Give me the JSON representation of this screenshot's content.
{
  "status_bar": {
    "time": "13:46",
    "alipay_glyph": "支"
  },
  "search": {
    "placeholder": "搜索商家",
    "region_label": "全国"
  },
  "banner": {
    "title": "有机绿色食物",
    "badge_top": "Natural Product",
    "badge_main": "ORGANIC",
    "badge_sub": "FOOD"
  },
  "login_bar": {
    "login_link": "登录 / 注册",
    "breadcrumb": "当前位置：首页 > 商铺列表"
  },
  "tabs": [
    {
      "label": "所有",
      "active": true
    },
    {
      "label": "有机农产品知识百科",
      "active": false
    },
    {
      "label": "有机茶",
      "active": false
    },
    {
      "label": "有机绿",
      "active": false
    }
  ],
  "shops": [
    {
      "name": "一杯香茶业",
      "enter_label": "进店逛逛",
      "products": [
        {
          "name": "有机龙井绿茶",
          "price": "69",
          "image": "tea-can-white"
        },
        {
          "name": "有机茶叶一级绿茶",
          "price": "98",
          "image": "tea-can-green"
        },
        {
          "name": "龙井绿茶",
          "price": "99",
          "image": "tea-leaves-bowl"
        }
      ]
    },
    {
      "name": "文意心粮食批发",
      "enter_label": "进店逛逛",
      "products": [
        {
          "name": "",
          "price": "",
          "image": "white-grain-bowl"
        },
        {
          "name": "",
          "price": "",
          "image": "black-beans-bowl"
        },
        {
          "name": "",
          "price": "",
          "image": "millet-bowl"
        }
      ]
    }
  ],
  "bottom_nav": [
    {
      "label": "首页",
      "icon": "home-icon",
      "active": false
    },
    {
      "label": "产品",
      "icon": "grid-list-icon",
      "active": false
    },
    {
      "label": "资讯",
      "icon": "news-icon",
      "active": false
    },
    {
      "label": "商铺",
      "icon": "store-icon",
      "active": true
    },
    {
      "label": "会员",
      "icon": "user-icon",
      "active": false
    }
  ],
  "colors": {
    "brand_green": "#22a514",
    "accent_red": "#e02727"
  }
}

• **Goal**
Retype the whole listing, matching it exactly.

• **Answer to this exercise**
Give me the JSON representation of this screenshot's content.
{
  "status_bar": {
    "time": "13:46",
    "alipay_glyph": "支"
  },
  "search": {
    "placeholder": "搜索商家",
    "region_label": "全国"
  },
  "banner": {
    "title": "有机绿色食物",
    "badge_top": "Natural Product",
    "badge_main": "ORGANIC",
    "badge_sub": "FOOD"
  },
  "login_bar": {
    "login_link": "登录 / 注册",
    "breadcrumb": "当前位置：首页 > 商铺列表"
  },
  "tabs": [
    {
      "label": "所有",
      "active": true
    },
    {
      "label": "有机农产品知识百科",
      "active": false
    },
    {
      "label": "有机茶",
      "active": false
    },
    {
      "label": "有机绿",
      "active": false
    }
  ],
  "shops": [
    {
      "name": "一杯香茶业",
      "enter_label": "进店逛逛",
      "products": [
        {
          "name": "有机龙井绿茶",
          "price": "69",
          "image": "tea-can-white"
        },
        {
          "name": "有机茶叶一级绿茶",
          "price": "98",
          "image": "tea-can-green"
        },
        {
          "name": "龙井绿茶",
          "price": "99",
          "image": "tea-leaves-bowl"
        }
      ]
    },
    {
      "name": "文意心粮食批发",
      "enter_label": "进店逛逛",
      "products": [
        {
          "name": "",
          "price": "",
          "image": "white-grain-bowl"
        },
        {
          "name": "",
          "price": "",
          "image": "black-beans-bowl"
        },
        {
          "name": "",
          "price": "",
          "image": "millet-bowl"
        }
      ]
    }
  ],
  "bottom_nav": [
    {
      "label": "首页",
      "icon": "home-icon",
      "active": false
    },
    {
      "label": "产品",
      "icon": "grid-list-icon",
      "active": false
    },
    {
      "label": "资讯",
      "icon": "news-icon",
      "active": false
    },
    {
      "label": "商铺",
      "icon": "store-icon",
      "active": true
    },
    {
      "label": "会员",
      "icon": "user-icon",
      "active": false
    }
  ],
  "colors": {
    "brand_green": "#22a514",
    "accent_red": "#e02727"
  }
}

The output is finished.